-- START DATA IN THIS EXERCISE --
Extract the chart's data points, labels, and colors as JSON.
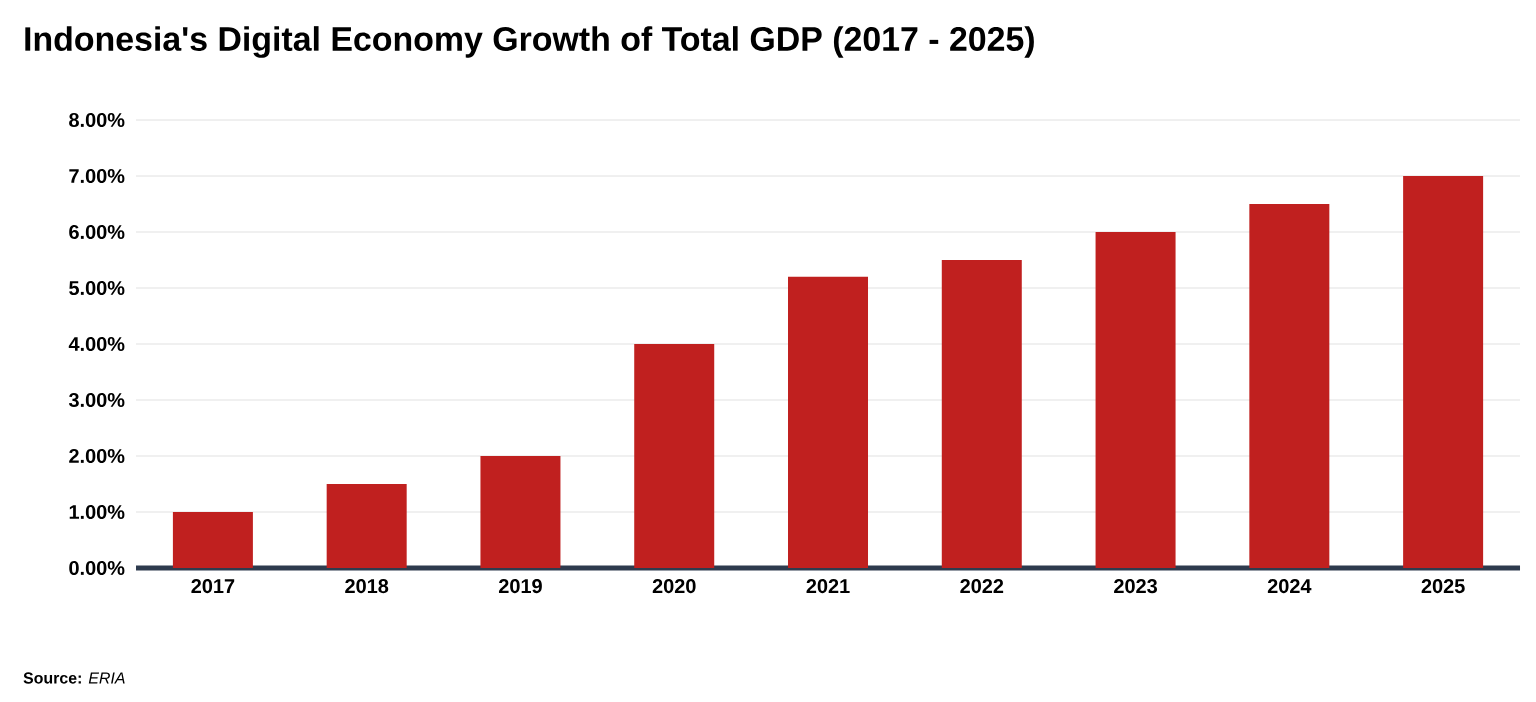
{
  "chart_data": {
    "type": "bar",
    "title": "Indonesia's Digital Economy Growth of Total GDP (2017 - 2025)",
    "categories": [
      "2017",
      "2018",
      "2019",
      "2020",
      "2021",
      "2022",
      "2023",
      "2024",
      "2025"
    ],
    "values": [
      1.0,
      1.5,
      2.0,
      4.0,
      5.2,
      5.5,
      6.0,
      6.5,
      7.0
    ],
    "color": "#c0201f",
    "ylim": [
      0,
      8
    ],
    "yticks": [
      {
        "value": 0,
        "label": "0.00%"
      },
      {
        "value": 1,
        "label": "1.00%"
      },
      {
        "value": 2,
        "label": "2.00%"
      },
      {
        "value": 3,
        "label": "3.00%"
      },
      {
        "value": 4,
        "label": "4.00%"
      },
      {
        "value": 5,
        "label": "5.00%"
      },
      {
        "value": 6,
        "label": "6.00%"
      },
      {
        "value": 7,
        "label": "7.00%"
      },
      {
        "value": 8,
        "label": "8.00%"
      }
    ],
    "grid": "y",
    "annotations": [
      "**Source:** *ERIA*"
    ]
  }
}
-- END DATA IN THIS EXERCISE --
EXERCISE GOAL ▸ Leave out the pictures and copy everything else in the records word for word.

EXPECTED ANSWER ▸
Extract the chart's data points, labels, and colors as JSON.
{
  "chart_data": {
    "type": "bar",
    "title": "Indonesia's Digital Economy Growth of Total GDP (2017 - 2025)",
    "categories": [
      "2017",
      "2018",
      "2019",
      "2020",
      "2021",
      "2022",
      "2023",
      "2024",
      "2025"
    ],
    "values": [
      1.0,
      1.5,
      2.0,
      4.0,
      5.2,
      5.5,
      6.0,
      6.5,
      7.0
    ],
    "color": "#c0201f",
    "ylim": [
      0,
      8
    ],
    "yticks": [
      {
        "value": 0,
        "label": "0.00%"
      },
      {
        "value": 1,
        "label": "1.00%"
      },
      {
        "value": 2,
        "label": "2.00%"
      },
      {
        "value": 3,
        "label": "3.00%"
      },
      {
        "value": 4,
        "label": "4.00%"
      },
      {
        "value": 5,
        "label": "5.00%"
      },
      {
        "value": 6,
        "label": "6.00%"
      },
      {
        "value": 7,
        "label": "7.00%"
      },
      {
        "value": 8,
        "label": "8.00%"
      }
    ],
    "grid": "y",
    "annotations": [
      "**Source:** *ERIA*"
    ]
  }
}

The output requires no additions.